Would you return all of this data exactly, leaving nothing out?

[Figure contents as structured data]
---------------

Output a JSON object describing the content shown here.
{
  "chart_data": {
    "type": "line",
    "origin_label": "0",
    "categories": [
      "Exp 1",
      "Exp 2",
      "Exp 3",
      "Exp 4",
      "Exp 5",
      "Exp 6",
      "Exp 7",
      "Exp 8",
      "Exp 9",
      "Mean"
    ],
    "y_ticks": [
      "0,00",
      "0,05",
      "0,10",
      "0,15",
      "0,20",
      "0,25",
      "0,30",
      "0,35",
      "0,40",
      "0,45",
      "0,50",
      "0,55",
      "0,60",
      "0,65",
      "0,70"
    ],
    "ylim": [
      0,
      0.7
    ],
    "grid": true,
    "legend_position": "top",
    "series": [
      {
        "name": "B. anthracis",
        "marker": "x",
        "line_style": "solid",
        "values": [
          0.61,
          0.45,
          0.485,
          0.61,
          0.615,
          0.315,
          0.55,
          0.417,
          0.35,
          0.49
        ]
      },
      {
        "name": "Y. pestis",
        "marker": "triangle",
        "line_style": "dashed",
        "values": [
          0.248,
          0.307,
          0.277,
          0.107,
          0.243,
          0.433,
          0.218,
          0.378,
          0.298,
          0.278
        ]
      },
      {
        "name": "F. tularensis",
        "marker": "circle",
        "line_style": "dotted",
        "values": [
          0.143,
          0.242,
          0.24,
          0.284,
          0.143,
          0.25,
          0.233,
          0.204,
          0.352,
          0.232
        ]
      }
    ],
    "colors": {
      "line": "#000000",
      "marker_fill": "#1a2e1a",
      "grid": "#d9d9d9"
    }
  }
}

---------------

**Output**
Output a JSON object describing the content shown here.
{
  "chart_data": {
    "type": "line",
    "origin_label": "0",
    "categories": [
      "Exp 1",
      "Exp 2",
      "Exp 3",
      "Exp 4",
      "Exp 5",
      "Exp 6",
      "Exp 7",
      "Exp 8",
      "Exp 9",
      "Mean"
    ],
    "y_ticks": [
      "0,00",
      "0,05",
      "0,10",
      "0,15",
      "0,20",
      "0,25",
      "0,30",
      "0,35",
      "0,40",
      "0,45",
      "0,50",
      "0,55",
      "0,60",
      "0,65",
      "0,70"
    ],
    "ylim": [
      0,
      0.7
    ],
    "grid": true,
    "legend_position": "top",
    "series": [
      {
        "name": "B. anthracis",
        "marker": "x",
        "line_style": "solid",
        "values": [
          0.61,
          0.45,
          0.485,
          0.61,
          0.615,
          0.315,
          0.55,
          0.417,
          0.35,
          0.49
        ]
      },
      {
        "name": "Y. pestis",
        "marker": "triangle",
        "line_style": "dashed",
        "values": [
          0.248,
          0.307,
          0.277,
          0.107,
          0.243,
          0.433,
          0.218,
          0.378,
          0.298,
          0.278
        ]
      },
      {
        "name": "F. tularensis",
        "marker": "circle",
        "line_style": "dotted",
        "values": [
          0.143,
          0.242,
          0.24,
          0.284,
          0.143,
          0.25,
          0.233,
          0.204,
          0.352,
          0.232
        ]
      }
    ],
    "colors": {
      "line": "#000000",
      "marker_fill": "#1a2e1a",
      "grid": "#d9d9d9"
    }
  }
}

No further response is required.